WHAT THIS TASK INVOLVES: For every line in the records that has the word "style", make a copy.

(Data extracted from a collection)
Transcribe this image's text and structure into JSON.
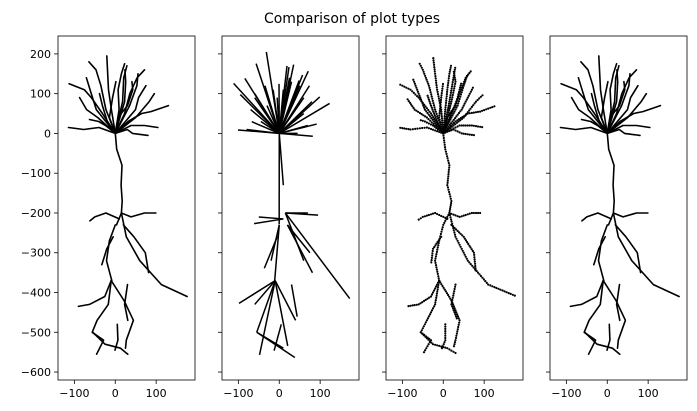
{
  "chart_data": {
    "title": "Comparison of plot types",
    "shared_axes": true,
    "xlim": [
      -140,
      195
    ],
    "ylim": [
      -620,
      245
    ],
    "x_ticks": [
      -100,
      0,
      100
    ],
    "x_tick_labels": [
      "−100",
      "0",
      "100"
    ],
    "y_ticks": [
      200,
      100,
      0,
      -100,
      -200,
      -300,
      -400,
      -500,
      -600
    ],
    "y_tick_labels": [
      "200",
      "100",
      "0",
      "−100",
      "−200",
      "−300",
      "−400",
      "−500",
      "−600"
    ],
    "grid": false,
    "color": "#000000",
    "panels": [
      {
        "type": "line",
        "style": "curved-segments"
      },
      {
        "type": "line",
        "style": "straight-segments"
      },
      {
        "type": "scatter",
        "style": "points"
      },
      {
        "type": "line",
        "style": "curved-segments"
      }
    ],
    "branches": [
      {
        "pts": [
          [
            0,
            0
          ],
          [
            5,
            -40
          ],
          [
            15,
            -80
          ],
          [
            10,
            -130
          ],
          [
            20,
            -170
          ],
          [
            15,
            -200
          ],
          [
            0,
            -230
          ]
        ]
      },
      {
        "pts": [
          [
            15,
            -200
          ],
          [
            30,
            -260
          ],
          [
            60,
            -320
          ],
          [
            110,
            -380
          ],
          [
            180,
            -410
          ]
        ]
      },
      {
        "pts": [
          [
            0,
            -230
          ],
          [
            -10,
            -270
          ],
          [
            -20,
            -320
          ],
          [
            -10,
            -370
          ]
        ]
      },
      {
        "pts": [
          [
            -10,
            -370
          ],
          [
            -30,
            -410
          ],
          [
            -60,
            -430
          ],
          [
            -90,
            -435
          ]
        ]
      },
      {
        "pts": [
          [
            -10,
            -370
          ],
          [
            -20,
            -430
          ],
          [
            -40,
            -470
          ],
          [
            -55,
            -500
          ],
          [
            -30,
            -520
          ],
          [
            -50,
            -555
          ]
        ]
      },
      {
        "pts": [
          [
            -10,
            -370
          ],
          [
            20,
            -420
          ],
          [
            40,
            -470
          ],
          [
            30,
            -520
          ],
          [
            25,
            -540
          ]
        ]
      },
      {
        "pts": [
          [
            -55,
            -500
          ],
          [
            -25,
            -530
          ],
          [
            10,
            -540
          ],
          [
            35,
            -555
          ]
        ]
      },
      {
        "pts": [
          [
            15,
            -200
          ],
          [
            40,
            -210
          ],
          [
            70,
            -200
          ],
          [
            95,
            -200
          ]
        ]
      },
      {
        "pts": [
          [
            10,
            -215
          ],
          [
            -20,
            -200
          ],
          [
            -50,
            -210
          ],
          [
            -65,
            -220
          ]
        ]
      },
      {
        "pts": [
          [
            20,
            -230
          ],
          [
            50,
            -260
          ],
          [
            75,
            -300
          ],
          [
            80,
            -350
          ]
        ]
      },
      {
        "pts": [
          [
            -5,
            -260
          ],
          [
            -25,
            -290
          ],
          [
            -30,
            -330
          ]
        ]
      },
      {
        "pts": [
          [
            30,
            -380
          ],
          [
            20,
            -430
          ],
          [
            35,
            -470
          ]
        ]
      },
      {
        "pts": [
          [
            5,
            -480
          ],
          [
            5,
            -520
          ],
          [
            -5,
            -545
          ]
        ]
      },
      {
        "pts": [
          [
            0,
            0
          ],
          [
            -40,
            15
          ],
          [
            -80,
            10
          ],
          [
            -110,
            15
          ]
        ]
      },
      {
        "pts": [
          [
            0,
            0
          ],
          [
            -30,
            50
          ],
          [
            -60,
            90
          ],
          [
            -80,
            110
          ],
          [
            -110,
            125
          ]
        ]
      },
      {
        "pts": [
          [
            0,
            0
          ],
          [
            -20,
            60
          ],
          [
            -35,
            120
          ],
          [
            -50,
            160
          ],
          [
            -60,
            180
          ]
        ]
      },
      {
        "pts": [
          [
            0,
            0
          ],
          [
            -5,
            60
          ],
          [
            -15,
            110
          ],
          [
            -20,
            150
          ],
          [
            -25,
            195
          ]
        ]
      },
      {
        "pts": [
          [
            0,
            0
          ],
          [
            5,
            60
          ],
          [
            10,
            110
          ],
          [
            15,
            150
          ],
          [
            20,
            175
          ]
        ]
      },
      {
        "pts": [
          [
            0,
            0
          ],
          [
            20,
            50
          ],
          [
            40,
            100
          ],
          [
            55,
            140
          ],
          [
            70,
            160
          ]
        ]
      },
      {
        "pts": [
          [
            0,
            0
          ],
          [
            30,
            30
          ],
          [
            60,
            50
          ],
          [
            90,
            55
          ],
          [
            130,
            70
          ]
        ]
      },
      {
        "pts": [
          [
            0,
            0
          ],
          [
            35,
            70
          ],
          [
            50,
            120
          ],
          [
            60,
            150
          ]
        ]
      },
      {
        "pts": [
          [
            0,
            0
          ],
          [
            40,
            20
          ],
          [
            70,
            20
          ],
          [
            100,
            15
          ]
        ]
      },
      {
        "pts": [
          [
            0,
            0
          ],
          [
            -40,
            40
          ],
          [
            -70,
            60
          ],
          [
            -90,
            90
          ]
        ]
      },
      {
        "pts": [
          [
            0,
            0
          ],
          [
            -10,
            40
          ],
          [
            -5,
            90
          ],
          [
            0,
            130
          ]
        ]
      },
      {
        "pts": [
          [
            0,
            0
          ],
          [
            25,
            10
          ],
          [
            45,
            0
          ],
          [
            80,
            -5
          ]
        ]
      },
      {
        "pts": [
          [
            0,
            0
          ],
          [
            15,
            80
          ],
          [
            25,
            140
          ],
          [
            30,
            170
          ]
        ]
      },
      {
        "pts": [
          [
            0,
            0
          ],
          [
            -25,
            20
          ],
          [
            -45,
            30
          ],
          [
            -60,
            35
          ]
        ]
      },
      {
        "pts": [
          [
            0,
            0
          ],
          [
            50,
            40
          ],
          [
            80,
            80
          ],
          [
            100,
            100
          ]
        ]
      },
      {
        "pts": [
          [
            0,
            0
          ],
          [
            -45,
            60
          ],
          [
            -60,
            100
          ],
          [
            -75,
            140
          ]
        ]
      },
      {
        "pts": [
          [
            0,
            0
          ],
          [
            10,
            40
          ],
          [
            30,
            70
          ],
          [
            40,
            110
          ],
          [
            45,
            130
          ]
        ]
      },
      {
        "pts": [
          [
            0,
            0
          ],
          [
            -15,
            30
          ],
          [
            -30,
            70
          ],
          [
            -40,
            100
          ]
        ]
      },
      {
        "pts": [
          [
            0,
            0
          ],
          [
            45,
            60
          ],
          [
            60,
            90
          ],
          [
            75,
            120
          ]
        ]
      },
      {
        "pts": [
          [
            0,
            0
          ],
          [
            20,
            80
          ],
          [
            30,
            130
          ],
          [
            25,
            160
          ]
        ]
      }
    ]
  }
}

WRITTEN RESPONSE:
        "style": "curved-segments"
        "style": "straight-segments"
        "style": "points"
        "style": "curved-segments"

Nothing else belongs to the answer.